- **Instructions to follow**:
Whenever a line in the material below includes "JSON", copy that line.

- **Data excerpts**:
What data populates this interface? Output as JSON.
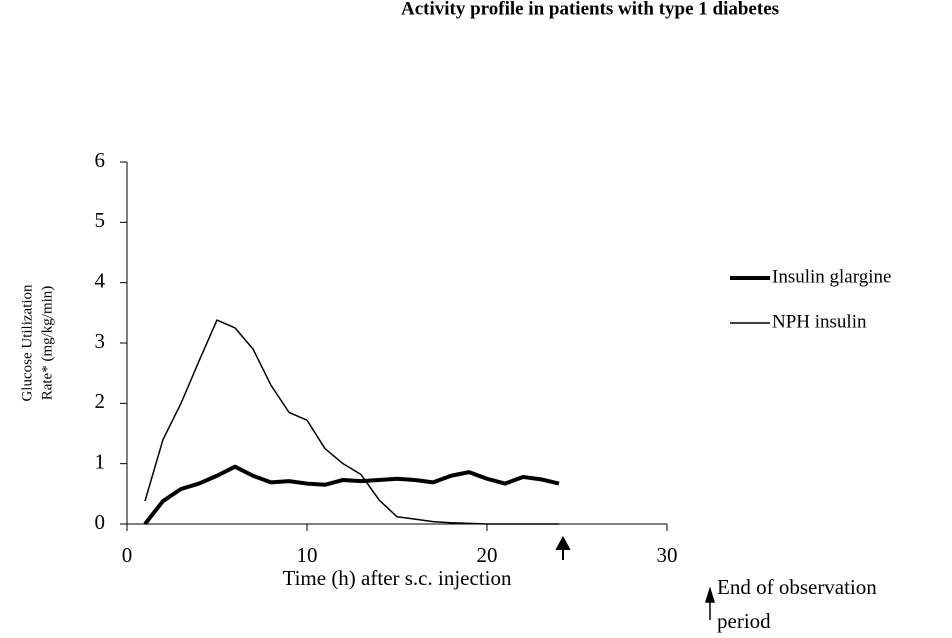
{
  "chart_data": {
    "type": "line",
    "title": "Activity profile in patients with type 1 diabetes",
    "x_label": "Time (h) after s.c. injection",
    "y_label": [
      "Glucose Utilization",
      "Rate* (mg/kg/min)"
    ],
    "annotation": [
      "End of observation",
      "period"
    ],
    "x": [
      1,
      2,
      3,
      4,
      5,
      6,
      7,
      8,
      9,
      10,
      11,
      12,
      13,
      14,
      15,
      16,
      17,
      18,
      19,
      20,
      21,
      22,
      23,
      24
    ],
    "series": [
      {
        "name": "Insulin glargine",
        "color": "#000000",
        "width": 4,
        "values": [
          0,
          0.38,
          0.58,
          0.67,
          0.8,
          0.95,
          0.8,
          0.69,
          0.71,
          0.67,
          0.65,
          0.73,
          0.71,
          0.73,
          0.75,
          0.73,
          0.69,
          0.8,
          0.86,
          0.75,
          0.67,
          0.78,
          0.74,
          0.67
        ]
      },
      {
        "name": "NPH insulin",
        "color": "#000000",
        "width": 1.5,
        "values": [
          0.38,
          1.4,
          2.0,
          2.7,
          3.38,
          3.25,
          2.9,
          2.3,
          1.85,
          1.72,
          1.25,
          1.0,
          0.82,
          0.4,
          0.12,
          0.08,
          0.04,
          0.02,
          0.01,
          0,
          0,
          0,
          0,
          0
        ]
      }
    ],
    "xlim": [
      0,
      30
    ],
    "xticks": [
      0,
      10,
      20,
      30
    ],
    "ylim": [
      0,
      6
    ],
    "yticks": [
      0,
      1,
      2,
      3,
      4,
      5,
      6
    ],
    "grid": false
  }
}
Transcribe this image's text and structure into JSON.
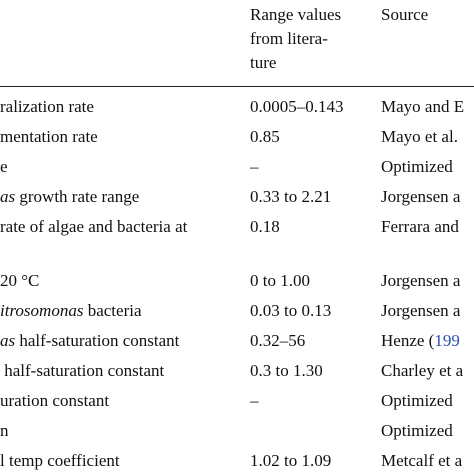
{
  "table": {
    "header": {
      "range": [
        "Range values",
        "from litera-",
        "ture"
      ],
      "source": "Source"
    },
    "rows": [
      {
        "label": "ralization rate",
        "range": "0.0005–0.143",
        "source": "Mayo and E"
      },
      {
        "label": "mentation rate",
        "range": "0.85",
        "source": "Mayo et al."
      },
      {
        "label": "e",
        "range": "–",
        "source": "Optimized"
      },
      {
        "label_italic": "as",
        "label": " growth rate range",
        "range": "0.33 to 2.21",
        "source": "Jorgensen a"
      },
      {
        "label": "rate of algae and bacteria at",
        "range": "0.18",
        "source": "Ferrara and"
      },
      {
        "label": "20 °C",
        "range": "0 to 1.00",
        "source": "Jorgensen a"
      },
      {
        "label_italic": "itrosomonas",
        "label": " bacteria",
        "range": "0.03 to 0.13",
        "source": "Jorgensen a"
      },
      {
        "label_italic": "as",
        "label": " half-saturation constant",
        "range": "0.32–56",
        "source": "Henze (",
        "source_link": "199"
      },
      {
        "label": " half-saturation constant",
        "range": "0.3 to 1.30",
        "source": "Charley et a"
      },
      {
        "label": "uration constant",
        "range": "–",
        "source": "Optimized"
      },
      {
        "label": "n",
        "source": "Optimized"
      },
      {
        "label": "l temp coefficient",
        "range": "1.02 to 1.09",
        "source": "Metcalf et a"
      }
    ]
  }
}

...

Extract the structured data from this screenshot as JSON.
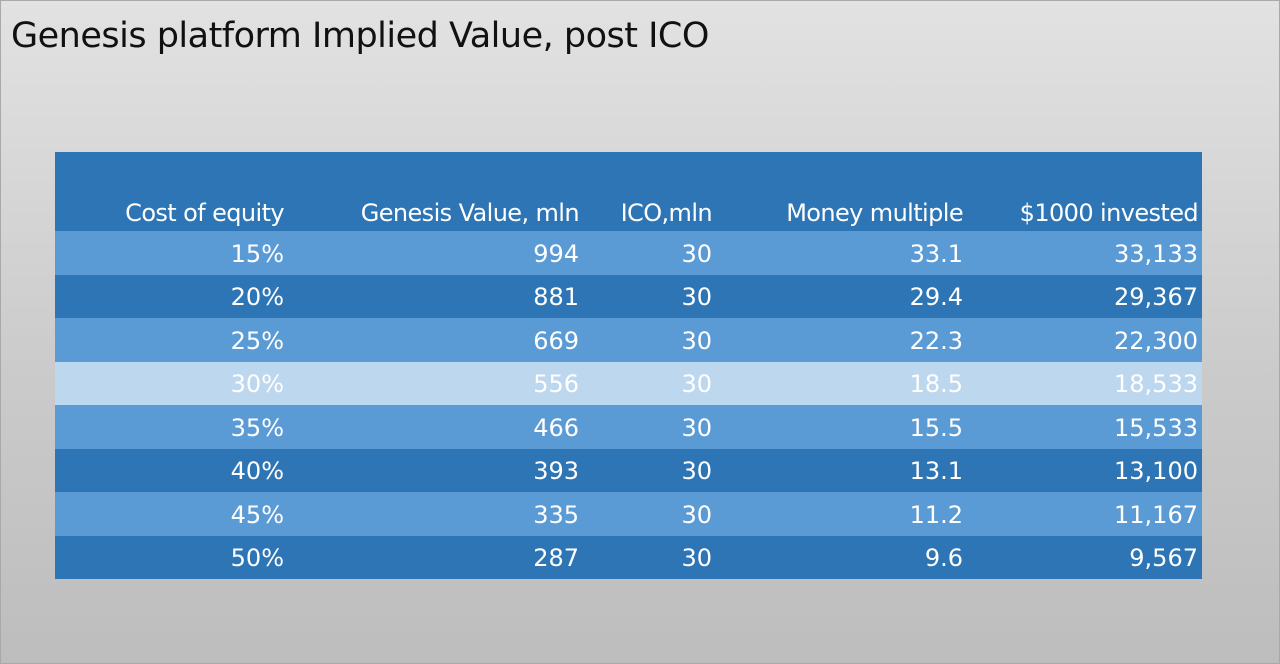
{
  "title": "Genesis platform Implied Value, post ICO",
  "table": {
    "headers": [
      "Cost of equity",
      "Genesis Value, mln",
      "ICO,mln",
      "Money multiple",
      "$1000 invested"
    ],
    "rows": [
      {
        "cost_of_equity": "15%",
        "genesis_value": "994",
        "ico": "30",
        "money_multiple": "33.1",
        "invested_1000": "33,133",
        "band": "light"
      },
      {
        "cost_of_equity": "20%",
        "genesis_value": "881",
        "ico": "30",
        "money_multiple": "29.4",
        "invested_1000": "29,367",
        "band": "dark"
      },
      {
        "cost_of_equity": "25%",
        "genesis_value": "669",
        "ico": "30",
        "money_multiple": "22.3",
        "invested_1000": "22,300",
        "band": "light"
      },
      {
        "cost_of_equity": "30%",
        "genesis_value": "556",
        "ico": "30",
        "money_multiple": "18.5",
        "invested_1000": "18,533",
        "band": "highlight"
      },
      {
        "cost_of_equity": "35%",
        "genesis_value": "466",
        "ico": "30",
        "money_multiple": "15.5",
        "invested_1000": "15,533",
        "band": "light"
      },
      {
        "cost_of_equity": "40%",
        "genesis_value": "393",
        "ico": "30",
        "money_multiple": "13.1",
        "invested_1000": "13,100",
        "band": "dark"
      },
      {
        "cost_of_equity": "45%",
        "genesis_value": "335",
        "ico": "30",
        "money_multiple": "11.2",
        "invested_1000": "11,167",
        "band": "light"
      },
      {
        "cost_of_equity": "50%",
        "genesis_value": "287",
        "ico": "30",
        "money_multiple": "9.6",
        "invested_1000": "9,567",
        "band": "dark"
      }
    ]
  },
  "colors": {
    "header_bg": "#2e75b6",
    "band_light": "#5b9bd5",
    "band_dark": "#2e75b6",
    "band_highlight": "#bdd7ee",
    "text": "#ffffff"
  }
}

--

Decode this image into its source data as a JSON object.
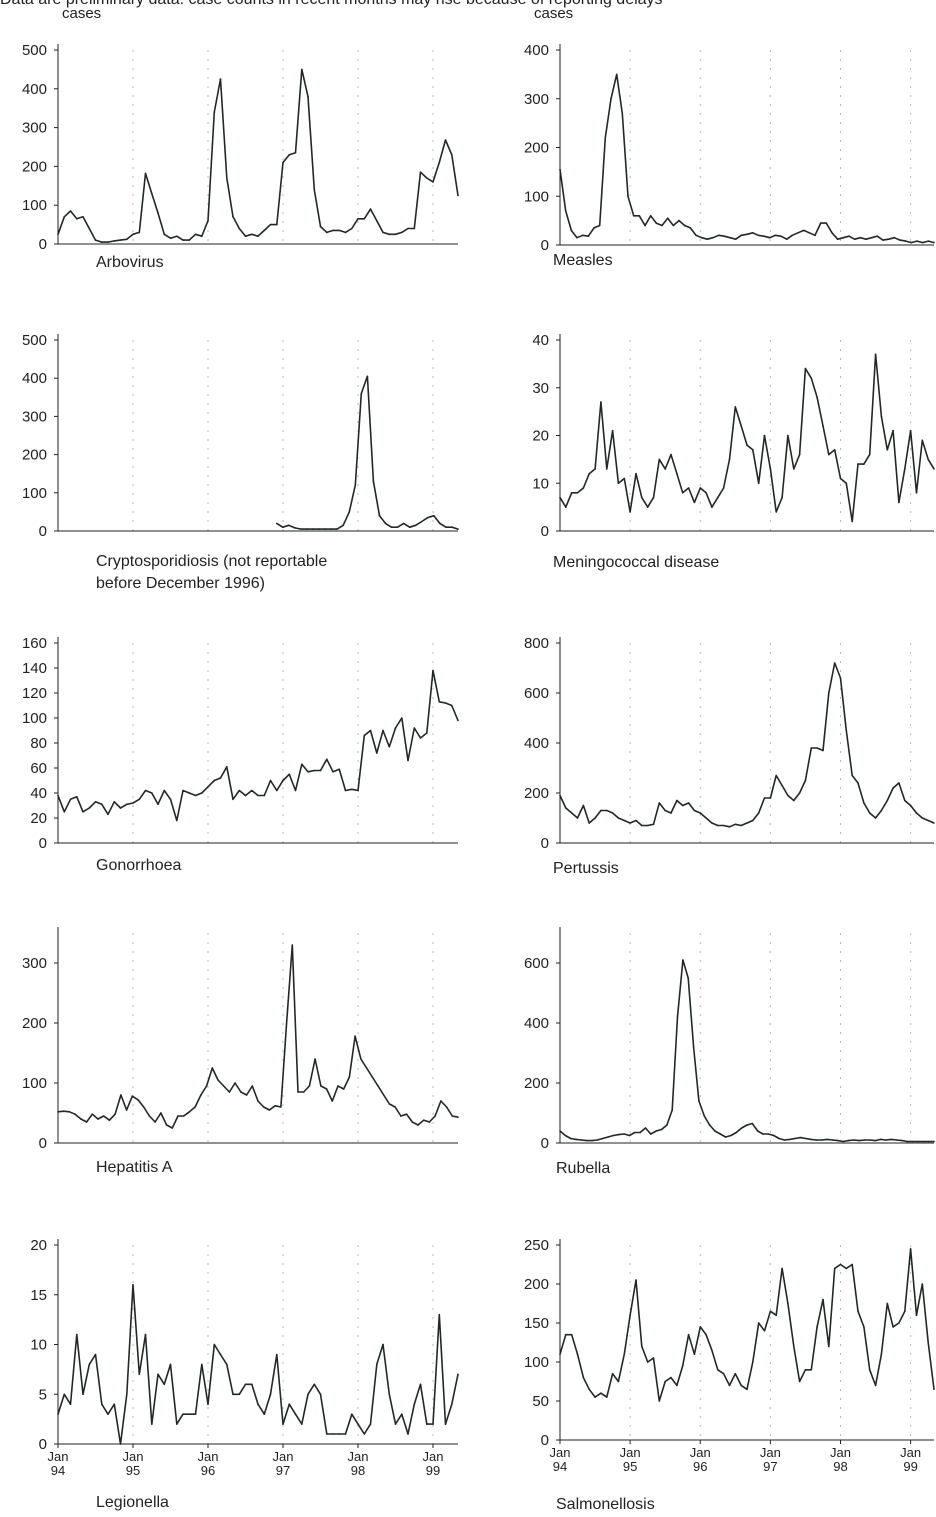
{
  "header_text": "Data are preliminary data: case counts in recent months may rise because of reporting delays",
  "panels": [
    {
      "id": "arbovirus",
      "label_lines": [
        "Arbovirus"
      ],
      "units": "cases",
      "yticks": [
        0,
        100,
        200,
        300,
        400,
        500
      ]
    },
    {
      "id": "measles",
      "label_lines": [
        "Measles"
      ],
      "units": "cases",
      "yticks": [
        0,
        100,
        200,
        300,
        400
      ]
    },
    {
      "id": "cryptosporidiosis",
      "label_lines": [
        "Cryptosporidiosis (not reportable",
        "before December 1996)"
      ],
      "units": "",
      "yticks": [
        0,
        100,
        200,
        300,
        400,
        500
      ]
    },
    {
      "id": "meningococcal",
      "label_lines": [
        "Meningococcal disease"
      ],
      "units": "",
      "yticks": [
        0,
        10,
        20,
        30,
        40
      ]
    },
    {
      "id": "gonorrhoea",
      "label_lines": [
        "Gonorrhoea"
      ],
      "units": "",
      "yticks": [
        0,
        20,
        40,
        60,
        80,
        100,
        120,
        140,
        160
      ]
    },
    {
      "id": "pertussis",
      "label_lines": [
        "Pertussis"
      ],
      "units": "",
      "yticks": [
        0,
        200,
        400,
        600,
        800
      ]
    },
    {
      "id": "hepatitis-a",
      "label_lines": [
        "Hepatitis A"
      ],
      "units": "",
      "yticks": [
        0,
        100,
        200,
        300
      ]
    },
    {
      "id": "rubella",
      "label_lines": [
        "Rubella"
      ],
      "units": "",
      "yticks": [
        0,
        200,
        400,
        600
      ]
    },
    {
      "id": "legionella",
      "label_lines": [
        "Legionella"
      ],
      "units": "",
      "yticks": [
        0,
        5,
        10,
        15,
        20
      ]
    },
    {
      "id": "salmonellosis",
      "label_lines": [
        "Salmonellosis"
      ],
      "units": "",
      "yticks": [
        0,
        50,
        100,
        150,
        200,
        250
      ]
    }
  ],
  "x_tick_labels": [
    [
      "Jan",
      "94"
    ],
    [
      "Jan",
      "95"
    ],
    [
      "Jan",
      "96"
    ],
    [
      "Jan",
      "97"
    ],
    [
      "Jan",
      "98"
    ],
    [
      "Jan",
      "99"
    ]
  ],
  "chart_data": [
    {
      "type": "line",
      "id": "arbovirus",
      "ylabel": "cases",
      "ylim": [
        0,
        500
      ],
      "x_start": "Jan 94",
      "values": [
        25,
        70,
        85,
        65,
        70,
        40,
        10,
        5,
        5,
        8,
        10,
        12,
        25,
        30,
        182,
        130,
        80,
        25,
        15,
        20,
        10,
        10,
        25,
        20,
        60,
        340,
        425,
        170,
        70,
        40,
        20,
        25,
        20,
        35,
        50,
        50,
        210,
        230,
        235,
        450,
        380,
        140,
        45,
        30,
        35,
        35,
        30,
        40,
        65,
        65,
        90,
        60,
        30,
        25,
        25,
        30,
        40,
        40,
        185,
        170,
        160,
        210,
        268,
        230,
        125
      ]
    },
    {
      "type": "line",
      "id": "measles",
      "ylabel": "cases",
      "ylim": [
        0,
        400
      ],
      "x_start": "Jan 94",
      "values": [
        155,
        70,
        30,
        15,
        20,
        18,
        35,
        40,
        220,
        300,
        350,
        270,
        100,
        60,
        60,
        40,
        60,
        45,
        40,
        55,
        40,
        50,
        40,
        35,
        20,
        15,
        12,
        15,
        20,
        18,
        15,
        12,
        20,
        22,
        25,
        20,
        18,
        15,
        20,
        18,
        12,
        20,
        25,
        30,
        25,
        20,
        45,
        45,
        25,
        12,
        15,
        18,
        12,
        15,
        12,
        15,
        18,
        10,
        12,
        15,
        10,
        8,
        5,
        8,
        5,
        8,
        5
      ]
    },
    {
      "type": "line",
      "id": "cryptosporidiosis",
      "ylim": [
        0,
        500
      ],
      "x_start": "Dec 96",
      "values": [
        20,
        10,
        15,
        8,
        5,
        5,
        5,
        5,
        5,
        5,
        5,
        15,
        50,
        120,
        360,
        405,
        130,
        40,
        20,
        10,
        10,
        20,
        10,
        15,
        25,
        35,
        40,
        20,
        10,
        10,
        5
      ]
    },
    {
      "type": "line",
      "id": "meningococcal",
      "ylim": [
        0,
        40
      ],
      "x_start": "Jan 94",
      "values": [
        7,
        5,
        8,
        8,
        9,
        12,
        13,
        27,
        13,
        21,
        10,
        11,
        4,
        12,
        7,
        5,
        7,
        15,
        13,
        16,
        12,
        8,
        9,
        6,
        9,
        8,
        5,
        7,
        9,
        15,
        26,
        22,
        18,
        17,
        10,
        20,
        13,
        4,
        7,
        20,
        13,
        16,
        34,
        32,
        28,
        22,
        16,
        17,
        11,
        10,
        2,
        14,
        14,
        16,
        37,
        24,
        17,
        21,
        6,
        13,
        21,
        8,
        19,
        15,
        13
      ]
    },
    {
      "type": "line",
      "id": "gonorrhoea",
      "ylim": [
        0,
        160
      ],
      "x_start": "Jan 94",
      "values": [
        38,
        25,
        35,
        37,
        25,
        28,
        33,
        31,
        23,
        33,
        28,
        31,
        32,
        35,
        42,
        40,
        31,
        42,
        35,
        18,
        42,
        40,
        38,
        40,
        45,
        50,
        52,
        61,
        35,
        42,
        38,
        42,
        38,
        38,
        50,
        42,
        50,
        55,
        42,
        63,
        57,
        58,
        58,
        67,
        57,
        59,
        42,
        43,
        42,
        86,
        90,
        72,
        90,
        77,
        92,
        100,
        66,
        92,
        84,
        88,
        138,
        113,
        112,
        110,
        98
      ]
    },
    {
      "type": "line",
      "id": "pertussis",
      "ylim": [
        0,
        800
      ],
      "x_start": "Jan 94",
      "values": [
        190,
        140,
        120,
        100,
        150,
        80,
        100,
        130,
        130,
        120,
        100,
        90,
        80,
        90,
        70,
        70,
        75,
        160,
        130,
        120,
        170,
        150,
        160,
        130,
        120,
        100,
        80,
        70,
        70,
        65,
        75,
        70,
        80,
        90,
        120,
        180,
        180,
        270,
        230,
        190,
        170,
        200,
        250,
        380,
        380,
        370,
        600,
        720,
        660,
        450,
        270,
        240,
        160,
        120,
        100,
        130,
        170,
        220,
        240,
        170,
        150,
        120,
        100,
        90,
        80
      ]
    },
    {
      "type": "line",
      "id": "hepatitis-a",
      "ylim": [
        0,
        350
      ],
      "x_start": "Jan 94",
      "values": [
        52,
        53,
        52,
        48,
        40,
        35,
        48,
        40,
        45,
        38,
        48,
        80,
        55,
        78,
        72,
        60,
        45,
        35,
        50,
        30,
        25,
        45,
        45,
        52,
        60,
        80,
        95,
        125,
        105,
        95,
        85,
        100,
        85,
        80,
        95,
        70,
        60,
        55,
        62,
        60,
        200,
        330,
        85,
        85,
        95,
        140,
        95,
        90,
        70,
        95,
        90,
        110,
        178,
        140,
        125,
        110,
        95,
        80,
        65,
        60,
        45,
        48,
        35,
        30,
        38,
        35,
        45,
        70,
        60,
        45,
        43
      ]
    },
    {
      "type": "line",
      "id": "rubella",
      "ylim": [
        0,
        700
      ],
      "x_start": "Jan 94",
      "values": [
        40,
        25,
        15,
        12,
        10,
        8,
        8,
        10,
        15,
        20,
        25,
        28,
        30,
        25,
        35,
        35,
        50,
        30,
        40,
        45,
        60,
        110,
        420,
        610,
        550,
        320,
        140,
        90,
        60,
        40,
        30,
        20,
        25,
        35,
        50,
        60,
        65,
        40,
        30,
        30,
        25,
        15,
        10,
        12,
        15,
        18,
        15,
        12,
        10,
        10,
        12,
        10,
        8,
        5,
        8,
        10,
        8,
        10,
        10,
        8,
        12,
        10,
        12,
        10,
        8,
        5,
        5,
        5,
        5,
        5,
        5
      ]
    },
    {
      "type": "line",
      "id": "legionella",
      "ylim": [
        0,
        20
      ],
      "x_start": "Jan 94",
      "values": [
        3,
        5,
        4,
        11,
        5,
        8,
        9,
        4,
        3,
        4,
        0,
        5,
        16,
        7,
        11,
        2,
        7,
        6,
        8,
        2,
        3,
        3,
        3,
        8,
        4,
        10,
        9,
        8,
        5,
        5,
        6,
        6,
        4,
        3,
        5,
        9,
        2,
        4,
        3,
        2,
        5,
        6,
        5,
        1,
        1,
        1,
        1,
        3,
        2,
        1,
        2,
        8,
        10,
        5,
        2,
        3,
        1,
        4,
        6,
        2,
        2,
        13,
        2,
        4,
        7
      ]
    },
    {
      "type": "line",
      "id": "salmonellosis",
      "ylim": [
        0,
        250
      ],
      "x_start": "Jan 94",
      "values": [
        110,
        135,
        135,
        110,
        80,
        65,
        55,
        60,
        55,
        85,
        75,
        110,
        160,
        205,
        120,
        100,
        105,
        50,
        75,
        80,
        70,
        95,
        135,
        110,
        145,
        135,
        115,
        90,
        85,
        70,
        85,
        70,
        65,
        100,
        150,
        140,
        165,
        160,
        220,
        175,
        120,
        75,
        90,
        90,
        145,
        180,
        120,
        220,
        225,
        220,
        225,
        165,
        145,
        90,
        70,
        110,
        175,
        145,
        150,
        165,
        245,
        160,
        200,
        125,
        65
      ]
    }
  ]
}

- **Task solution**:
What data populates this interface? Output as JSON.
Transcribe this image's text and structure into JSON.
Extract the structured data from this screenshot as JSON.
Decode this image into its source data as a JSON object.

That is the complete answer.